▶ Prompt: How many lines of the material below contain the string "this"? Answer with the number and nothing else.

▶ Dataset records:
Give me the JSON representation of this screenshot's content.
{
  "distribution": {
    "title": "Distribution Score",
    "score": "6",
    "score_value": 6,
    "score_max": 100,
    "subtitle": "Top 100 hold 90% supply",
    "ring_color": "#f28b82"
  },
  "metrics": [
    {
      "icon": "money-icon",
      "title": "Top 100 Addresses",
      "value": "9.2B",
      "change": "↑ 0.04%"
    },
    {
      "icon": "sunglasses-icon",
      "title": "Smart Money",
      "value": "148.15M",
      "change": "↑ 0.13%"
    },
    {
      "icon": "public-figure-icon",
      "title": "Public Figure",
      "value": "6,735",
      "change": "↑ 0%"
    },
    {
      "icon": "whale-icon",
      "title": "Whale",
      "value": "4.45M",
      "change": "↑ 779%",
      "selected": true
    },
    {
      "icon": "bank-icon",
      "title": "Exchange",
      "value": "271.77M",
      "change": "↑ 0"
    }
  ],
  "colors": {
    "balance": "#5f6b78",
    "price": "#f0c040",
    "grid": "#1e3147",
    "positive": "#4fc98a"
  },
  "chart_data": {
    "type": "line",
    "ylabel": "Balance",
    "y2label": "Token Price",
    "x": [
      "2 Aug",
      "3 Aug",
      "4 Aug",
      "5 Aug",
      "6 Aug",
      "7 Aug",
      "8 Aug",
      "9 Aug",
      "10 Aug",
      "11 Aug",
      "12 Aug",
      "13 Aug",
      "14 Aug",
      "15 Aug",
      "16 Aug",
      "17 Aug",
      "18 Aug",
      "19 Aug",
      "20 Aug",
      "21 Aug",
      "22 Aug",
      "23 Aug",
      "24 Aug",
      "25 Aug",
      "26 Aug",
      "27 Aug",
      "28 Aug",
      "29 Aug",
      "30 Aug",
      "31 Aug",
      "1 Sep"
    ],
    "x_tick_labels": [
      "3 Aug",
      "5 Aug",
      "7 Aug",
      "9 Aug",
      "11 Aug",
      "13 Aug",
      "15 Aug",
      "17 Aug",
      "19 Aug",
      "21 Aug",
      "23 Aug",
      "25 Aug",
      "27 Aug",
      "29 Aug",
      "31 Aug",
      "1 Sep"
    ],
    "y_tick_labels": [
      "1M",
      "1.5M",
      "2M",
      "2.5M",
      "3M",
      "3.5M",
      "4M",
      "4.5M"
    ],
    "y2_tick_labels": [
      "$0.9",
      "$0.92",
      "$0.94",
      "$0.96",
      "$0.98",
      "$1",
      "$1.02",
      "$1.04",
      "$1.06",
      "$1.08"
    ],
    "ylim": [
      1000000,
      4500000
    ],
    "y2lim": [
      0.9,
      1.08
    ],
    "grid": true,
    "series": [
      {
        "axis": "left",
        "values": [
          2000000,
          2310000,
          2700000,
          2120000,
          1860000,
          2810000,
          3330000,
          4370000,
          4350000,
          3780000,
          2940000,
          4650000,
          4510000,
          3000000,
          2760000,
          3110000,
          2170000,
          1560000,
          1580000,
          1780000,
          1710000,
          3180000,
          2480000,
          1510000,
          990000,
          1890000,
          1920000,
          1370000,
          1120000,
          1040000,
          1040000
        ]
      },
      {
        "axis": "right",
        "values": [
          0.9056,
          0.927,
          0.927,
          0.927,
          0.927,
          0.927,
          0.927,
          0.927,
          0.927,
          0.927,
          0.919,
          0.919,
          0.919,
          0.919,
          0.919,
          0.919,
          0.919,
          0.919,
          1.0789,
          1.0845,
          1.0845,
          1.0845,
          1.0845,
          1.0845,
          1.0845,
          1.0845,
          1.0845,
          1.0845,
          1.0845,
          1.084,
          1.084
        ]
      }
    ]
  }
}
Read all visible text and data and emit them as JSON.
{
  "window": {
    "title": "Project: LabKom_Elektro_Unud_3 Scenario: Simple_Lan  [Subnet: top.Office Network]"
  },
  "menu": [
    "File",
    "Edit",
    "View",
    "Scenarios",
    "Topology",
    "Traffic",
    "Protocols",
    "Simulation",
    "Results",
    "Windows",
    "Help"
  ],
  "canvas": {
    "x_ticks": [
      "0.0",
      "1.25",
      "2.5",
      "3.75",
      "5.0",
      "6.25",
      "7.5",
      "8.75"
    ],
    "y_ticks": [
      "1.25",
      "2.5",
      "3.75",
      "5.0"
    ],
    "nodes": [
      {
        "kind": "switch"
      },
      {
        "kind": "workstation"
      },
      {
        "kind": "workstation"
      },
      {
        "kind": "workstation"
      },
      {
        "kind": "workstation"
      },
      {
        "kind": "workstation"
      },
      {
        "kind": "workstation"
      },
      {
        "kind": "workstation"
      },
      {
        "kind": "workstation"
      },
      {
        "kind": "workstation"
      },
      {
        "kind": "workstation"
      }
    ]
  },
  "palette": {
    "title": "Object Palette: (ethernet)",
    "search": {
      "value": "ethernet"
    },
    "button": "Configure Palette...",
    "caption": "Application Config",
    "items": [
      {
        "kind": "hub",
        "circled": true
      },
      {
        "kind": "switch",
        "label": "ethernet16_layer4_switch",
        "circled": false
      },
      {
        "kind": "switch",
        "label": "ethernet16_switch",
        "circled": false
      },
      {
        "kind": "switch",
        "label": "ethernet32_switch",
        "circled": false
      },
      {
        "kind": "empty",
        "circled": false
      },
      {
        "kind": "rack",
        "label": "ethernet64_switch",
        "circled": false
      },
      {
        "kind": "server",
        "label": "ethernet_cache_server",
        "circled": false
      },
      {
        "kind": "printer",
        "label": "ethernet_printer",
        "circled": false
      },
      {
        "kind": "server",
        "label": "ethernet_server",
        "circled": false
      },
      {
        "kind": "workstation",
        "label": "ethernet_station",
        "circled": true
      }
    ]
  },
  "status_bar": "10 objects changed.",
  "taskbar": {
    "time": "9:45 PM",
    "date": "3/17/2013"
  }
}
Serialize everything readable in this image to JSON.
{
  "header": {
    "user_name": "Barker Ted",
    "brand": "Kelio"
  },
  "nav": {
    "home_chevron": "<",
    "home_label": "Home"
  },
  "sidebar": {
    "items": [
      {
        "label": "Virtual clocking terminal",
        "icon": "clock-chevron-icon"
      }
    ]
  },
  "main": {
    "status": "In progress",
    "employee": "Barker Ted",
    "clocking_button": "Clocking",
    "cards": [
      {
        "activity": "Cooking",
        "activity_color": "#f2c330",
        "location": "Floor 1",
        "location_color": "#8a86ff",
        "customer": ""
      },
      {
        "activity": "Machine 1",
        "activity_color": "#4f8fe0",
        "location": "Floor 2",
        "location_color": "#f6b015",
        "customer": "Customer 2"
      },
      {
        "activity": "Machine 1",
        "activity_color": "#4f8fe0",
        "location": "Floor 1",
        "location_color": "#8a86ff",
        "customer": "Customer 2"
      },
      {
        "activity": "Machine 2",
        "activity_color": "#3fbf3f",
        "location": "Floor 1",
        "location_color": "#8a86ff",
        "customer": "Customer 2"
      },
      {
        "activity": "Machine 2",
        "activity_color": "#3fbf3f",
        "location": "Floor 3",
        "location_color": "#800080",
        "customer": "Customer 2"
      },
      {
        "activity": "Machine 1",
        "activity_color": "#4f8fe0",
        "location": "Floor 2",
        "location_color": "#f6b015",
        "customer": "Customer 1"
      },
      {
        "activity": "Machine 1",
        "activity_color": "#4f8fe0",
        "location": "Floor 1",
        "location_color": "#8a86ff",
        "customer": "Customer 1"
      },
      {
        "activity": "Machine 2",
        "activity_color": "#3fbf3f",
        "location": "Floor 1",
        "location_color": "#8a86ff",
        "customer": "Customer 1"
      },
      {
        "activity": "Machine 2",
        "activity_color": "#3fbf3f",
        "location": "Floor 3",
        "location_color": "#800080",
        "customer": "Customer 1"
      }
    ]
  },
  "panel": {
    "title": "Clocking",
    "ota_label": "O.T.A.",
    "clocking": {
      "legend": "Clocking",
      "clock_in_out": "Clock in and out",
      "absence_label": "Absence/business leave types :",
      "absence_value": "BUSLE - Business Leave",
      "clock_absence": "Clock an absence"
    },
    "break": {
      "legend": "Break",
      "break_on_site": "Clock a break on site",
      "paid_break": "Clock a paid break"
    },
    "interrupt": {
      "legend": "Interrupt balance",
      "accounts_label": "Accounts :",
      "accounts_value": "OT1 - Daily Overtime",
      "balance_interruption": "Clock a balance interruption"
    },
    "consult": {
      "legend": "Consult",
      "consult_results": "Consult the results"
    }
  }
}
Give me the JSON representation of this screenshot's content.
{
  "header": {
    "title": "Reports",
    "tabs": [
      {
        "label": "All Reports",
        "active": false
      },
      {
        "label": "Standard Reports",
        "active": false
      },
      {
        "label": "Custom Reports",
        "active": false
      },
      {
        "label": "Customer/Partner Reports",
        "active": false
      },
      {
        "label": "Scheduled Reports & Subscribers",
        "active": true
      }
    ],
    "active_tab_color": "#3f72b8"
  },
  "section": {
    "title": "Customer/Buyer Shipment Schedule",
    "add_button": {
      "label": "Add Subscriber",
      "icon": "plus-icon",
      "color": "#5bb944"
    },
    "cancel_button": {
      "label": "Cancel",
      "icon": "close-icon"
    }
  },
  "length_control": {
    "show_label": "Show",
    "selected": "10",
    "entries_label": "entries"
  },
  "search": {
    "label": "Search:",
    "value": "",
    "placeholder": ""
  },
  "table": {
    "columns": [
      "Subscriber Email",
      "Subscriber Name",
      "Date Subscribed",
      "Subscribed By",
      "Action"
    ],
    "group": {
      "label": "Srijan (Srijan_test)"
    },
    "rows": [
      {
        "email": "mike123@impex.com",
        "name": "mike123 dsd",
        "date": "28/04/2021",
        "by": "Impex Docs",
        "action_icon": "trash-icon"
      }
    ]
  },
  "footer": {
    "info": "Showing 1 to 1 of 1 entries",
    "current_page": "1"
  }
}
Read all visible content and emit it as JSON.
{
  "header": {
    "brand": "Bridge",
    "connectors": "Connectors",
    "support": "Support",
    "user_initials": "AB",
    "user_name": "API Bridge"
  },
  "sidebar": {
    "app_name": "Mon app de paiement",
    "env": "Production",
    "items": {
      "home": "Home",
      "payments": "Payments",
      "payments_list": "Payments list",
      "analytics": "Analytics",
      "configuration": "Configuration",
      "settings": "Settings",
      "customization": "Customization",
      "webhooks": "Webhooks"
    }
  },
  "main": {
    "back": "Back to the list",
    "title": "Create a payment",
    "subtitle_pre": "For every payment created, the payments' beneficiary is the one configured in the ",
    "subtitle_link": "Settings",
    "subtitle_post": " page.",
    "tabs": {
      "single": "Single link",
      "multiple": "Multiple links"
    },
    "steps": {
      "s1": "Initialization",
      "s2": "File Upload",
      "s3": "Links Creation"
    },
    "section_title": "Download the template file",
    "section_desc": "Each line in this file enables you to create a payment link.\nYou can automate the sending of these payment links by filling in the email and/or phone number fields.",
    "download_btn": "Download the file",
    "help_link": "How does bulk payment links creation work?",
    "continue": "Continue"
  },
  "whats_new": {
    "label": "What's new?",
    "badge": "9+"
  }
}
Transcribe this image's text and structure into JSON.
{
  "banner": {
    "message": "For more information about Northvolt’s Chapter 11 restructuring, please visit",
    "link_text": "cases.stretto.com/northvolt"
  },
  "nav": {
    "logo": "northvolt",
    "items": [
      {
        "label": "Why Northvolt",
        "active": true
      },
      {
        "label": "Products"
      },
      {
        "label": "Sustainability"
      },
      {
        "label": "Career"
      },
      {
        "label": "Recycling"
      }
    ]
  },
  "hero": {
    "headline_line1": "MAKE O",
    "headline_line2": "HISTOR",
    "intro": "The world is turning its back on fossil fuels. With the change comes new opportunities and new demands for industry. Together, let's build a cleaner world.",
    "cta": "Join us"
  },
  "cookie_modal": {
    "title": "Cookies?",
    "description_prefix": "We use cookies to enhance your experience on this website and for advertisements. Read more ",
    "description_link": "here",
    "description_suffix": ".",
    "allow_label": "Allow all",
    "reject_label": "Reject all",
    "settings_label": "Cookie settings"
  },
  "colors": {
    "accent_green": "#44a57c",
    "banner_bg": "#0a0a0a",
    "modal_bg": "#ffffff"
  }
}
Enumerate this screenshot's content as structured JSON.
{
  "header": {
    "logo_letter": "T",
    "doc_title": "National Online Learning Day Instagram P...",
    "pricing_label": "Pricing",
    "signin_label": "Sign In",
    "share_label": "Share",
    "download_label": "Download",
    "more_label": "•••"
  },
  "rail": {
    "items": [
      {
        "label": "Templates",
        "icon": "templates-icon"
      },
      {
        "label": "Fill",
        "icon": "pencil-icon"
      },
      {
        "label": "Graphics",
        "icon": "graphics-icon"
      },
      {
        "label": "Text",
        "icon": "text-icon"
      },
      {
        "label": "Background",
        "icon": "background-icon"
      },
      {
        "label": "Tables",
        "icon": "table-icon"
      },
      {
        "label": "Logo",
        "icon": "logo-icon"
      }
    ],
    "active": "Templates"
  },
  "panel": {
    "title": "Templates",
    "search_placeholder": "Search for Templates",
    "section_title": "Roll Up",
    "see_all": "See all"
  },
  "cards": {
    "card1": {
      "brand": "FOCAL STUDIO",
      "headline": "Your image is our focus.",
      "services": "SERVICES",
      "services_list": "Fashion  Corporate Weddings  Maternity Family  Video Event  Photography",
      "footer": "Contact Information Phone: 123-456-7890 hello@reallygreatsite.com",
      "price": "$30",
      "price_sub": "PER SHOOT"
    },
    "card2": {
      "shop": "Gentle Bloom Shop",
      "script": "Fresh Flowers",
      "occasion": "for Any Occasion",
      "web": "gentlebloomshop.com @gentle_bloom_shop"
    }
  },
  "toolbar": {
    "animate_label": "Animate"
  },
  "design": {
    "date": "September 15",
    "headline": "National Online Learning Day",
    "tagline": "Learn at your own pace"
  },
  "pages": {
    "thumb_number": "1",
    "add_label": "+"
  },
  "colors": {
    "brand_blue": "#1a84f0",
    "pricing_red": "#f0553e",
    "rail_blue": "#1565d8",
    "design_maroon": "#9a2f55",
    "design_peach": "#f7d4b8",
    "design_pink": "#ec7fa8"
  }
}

▶ Solved problem: 7